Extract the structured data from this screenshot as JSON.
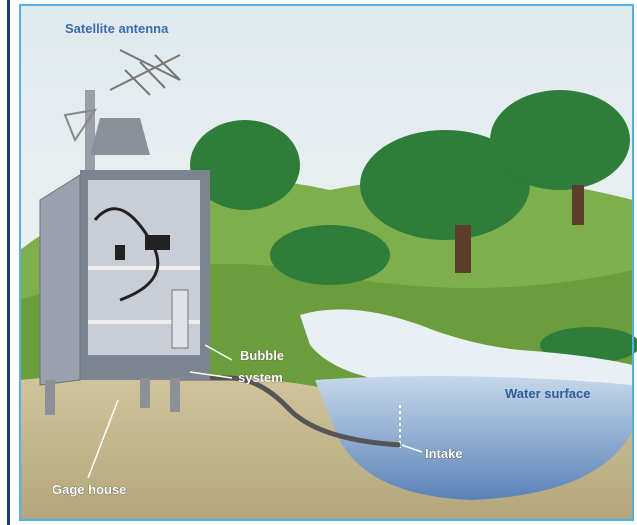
{
  "labels": {
    "satellite_antenna": "Satellite antenna",
    "bubble_system": [
      "Bubble",
      "system"
    ],
    "water_surface": "Water surface",
    "intake": "Intake",
    "gage_house": "Gage house"
  }
}
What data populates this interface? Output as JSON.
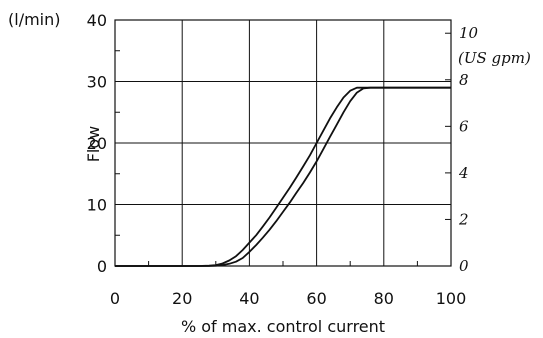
{
  "chart_data": {
    "type": "line",
    "title": "",
    "xlabel": "% of max. control current",
    "ylabel": "Flow",
    "y_unit": "(l/min)",
    "xlim": [
      0,
      100
    ],
    "ylim": [
      0,
      40
    ],
    "x_ticks": [
      "0",
      "20",
      "40",
      "60",
      "80",
      "100"
    ],
    "y_ticks": [
      "0",
      "10",
      "20",
      "30",
      "40"
    ],
    "grid": true,
    "secondary_axis": {
      "unit": "(US gpm)",
      "ticks": [
        "0",
        "2",
        "4",
        "6",
        "8",
        "10"
      ],
      "values": [
        0,
        2,
        4,
        6,
        8,
        10
      ],
      "conversion_lpm_per_unit": 3.785
    },
    "series": [
      {
        "x": [
          0,
          25,
          28,
          30,
          32,
          34,
          36,
          38,
          40,
          42,
          44,
          46,
          48,
          50,
          52,
          54,
          56,
          58,
          60,
          62,
          64,
          66,
          68,
          70,
          72,
          74,
          100
        ],
        "y": [
          0,
          0,
          0.05,
          0.15,
          0.4,
          0.9,
          1.6,
          2.6,
          3.8,
          5.0,
          6.4,
          7.9,
          9.5,
          11.1,
          12.7,
          14.4,
          16.2,
          18.0,
          20.0,
          22.0,
          24.0,
          25.8,
          27.4,
          28.5,
          29.0,
          29.0,
          29.0
        ]
      },
      {
        "x": [
          0,
          28,
          30,
          32,
          34,
          36,
          38,
          40,
          42,
          44,
          46,
          48,
          50,
          52,
          54,
          56,
          58,
          60,
          62,
          64,
          66,
          68,
          70,
          72,
          74,
          76,
          100
        ],
        "y": [
          0,
          0,
          0.05,
          0.15,
          0.35,
          0.7,
          1.3,
          2.3,
          3.4,
          4.6,
          5.9,
          7.3,
          8.8,
          10.3,
          11.9,
          13.5,
          15.2,
          17.0,
          19.0,
          21.0,
          23.0,
          25.0,
          26.8,
          28.2,
          28.9,
          29.0,
          29.0
        ]
      }
    ],
    "colors": {
      "line": "#111111",
      "grid": "#111111"
    }
  }
}
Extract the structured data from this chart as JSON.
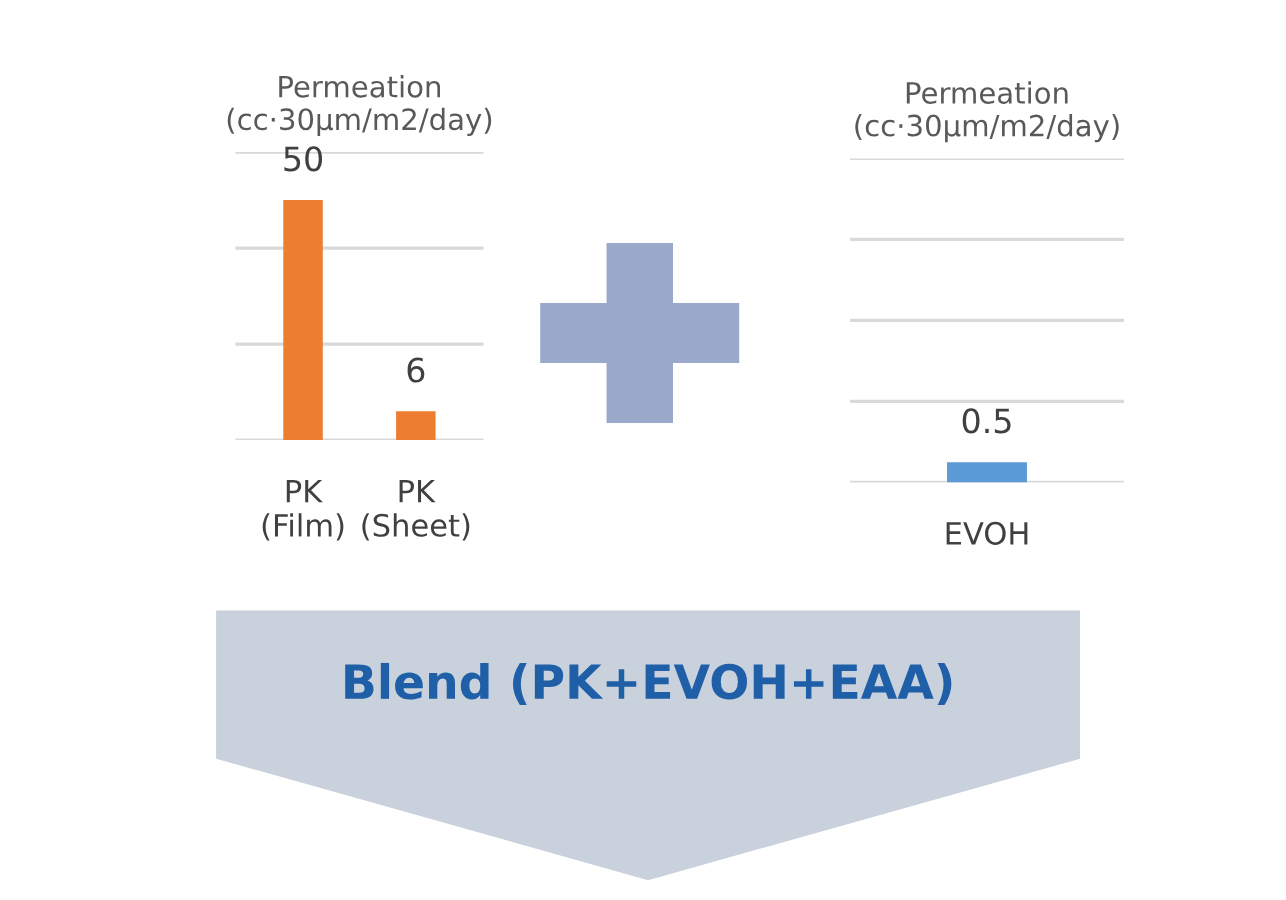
{
  "chart_data": [
    {
      "type": "bar",
      "title": "Permeation\n(cc·30μm/m2/day)",
      "categories": [
        "PK\n(Film)",
        "PK\n(Sheet)"
      ],
      "values": [
        50,
        6
      ],
      "color": "#ed7d31",
      "ylim": [
        0,
        60
      ],
      "yticks": [
        {
          "value": 0,
          "label": null
        },
        {
          "value": 20,
          "label": null
        },
        {
          "value": 40,
          "label": null
        },
        {
          "value": 60,
          "label": null
        }
      ],
      "grid": "y",
      "tick_labels": "x",
      "data_labels": true
    },
    {
      "type": "bar",
      "title": "Permeation\n(cc·30μm/m2/day)",
      "categories": [
        "EVOH"
      ],
      "values": [
        0.5
      ],
      "color": "#5b9bd5",
      "ylim": [
        0,
        8
      ],
      "yticks": [
        {
          "value": 0,
          "label": null
        },
        {
          "value": 2,
          "label": null
        },
        {
          "value": 4,
          "label": null
        },
        {
          "value": 6,
          "label": null
        },
        {
          "value": 8,
          "label": null
        }
      ],
      "grid": "y",
      "tick_labels": "x",
      "data_labels": true
    },
    {
      "type": "other",
      "title": "Blend (PK+EVOH+EAA)"
    }
  ]
}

________________________________________

__What is expected__
Make an exact copy of every entry above, minus the images.

__Task response__
Extract the structured data from this screenshot as JSON.
{
  "labels": {
    "satellite_antenna": "Satellite antenna",
    "bubble_system": [
      "Bubble",
      "system"
    ],
    "water_surface": "Water surface",
    "intake": "Intake",
    "gage_house": "Gage house"
  }
}
What data populates this interface? Output as JSON.
{
  "chart_data": {
    "type": "line",
    "title": "",
    "xlabel": "% of max. control current",
    "ylabel": "Flow",
    "y_unit": "(l/min)",
    "xlim": [
      0,
      100
    ],
    "ylim": [
      0,
      40
    ],
    "x_ticks": [
      "0",
      "20",
      "40",
      "60",
      "80",
      "100"
    ],
    "y_ticks": [
      "0",
      "10",
      "20",
      "30",
      "40"
    ],
    "grid": true,
    "secondary_axis": {
      "unit": "(US gpm)",
      "ticks": [
        "0",
        "2",
        "4",
        "6",
        "8",
        "10"
      ],
      "values": [
        0,
        2,
        4,
        6,
        8,
        10
      ],
      "conversion_lpm_per_unit": 3.785
    },
    "series": [
      {
        "x": [
          0,
          25,
          28,
          30,
          32,
          34,
          36,
          38,
          40,
          42,
          44,
          46,
          48,
          50,
          52,
          54,
          56,
          58,
          60,
          62,
          64,
          66,
          68,
          70,
          72,
          74,
          100
        ],
        "y": [
          0,
          0,
          0.05,
          0.15,
          0.4,
          0.9,
          1.6,
          2.6,
          3.8,
          5.0,
          6.4,
          7.9,
          9.5,
          11.1,
          12.7,
          14.4,
          16.2,
          18.0,
          20.0,
          22.0,
          24.0,
          25.8,
          27.4,
          28.5,
          29.0,
          29.0,
          29.0
        ]
      },
      {
        "x": [
          0,
          28,
          30,
          32,
          34,
          36,
          38,
          40,
          42,
          44,
          46,
          48,
          50,
          52,
          54,
          56,
          58,
          60,
          62,
          64,
          66,
          68,
          70,
          72,
          74,
          76,
          100
        ],
        "y": [
          0,
          0,
          0.05,
          0.15,
          0.35,
          0.7,
          1.3,
          2.3,
          3.4,
          4.6,
          5.9,
          7.3,
          8.8,
          10.3,
          11.9,
          13.5,
          15.2,
          17.0,
          19.0,
          21.0,
          23.0,
          25.0,
          26.8,
          28.2,
          28.9,
          29.0,
          29.0
        ]
      }
    ],
    "colors": {
      "line": "#111111",
      "grid": "#111111"
    }
  }
}
Extract the structured data from this chart as JSON.
{
  "chart_data": [
    {
      "type": "bar",
      "title": "Permeation\n(cc·30μm/m2/day)",
      "categories": [
        "PK\n(Film)",
        "PK\n(Sheet)"
      ],
      "values": [
        50,
        6
      ],
      "color": "#ed7d31",
      "ylim": [
        0,
        60
      ],
      "yticks": [
        {
          "value": 0,
          "label": null
        },
        {
          "value": 20,
          "label": null
        },
        {
          "value": 40,
          "label": null
        },
        {
          "value": 60,
          "label": null
        }
      ],
      "grid": "y",
      "tick_labels": "x",
      "data_labels": true
    },
    {
      "type": "bar",
      "title": "Permeation\n(cc·30μm/m2/day)",
      "categories": [
        "EVOH"
      ],
      "values": [
        0.5
      ],
      "color": "#5b9bd5",
      "ylim": [
        0,
        8
      ],
      "yticks": [
        {
          "value": 0,
          "label": null
        },
        {
          "value": 2,
          "label": null
        },
        {
          "value": 4,
          "label": null
        },
        {
          "value": 6,
          "label": null
        },
        {
          "value": 8,
          "label": null
        }
      ],
      "grid": "y",
      "tick_labels": "x",
      "data_labels": true
    },
    {
      "type": "other",
      "title": "Blend (PK+EVOH+EAA)"
    }
  ]
}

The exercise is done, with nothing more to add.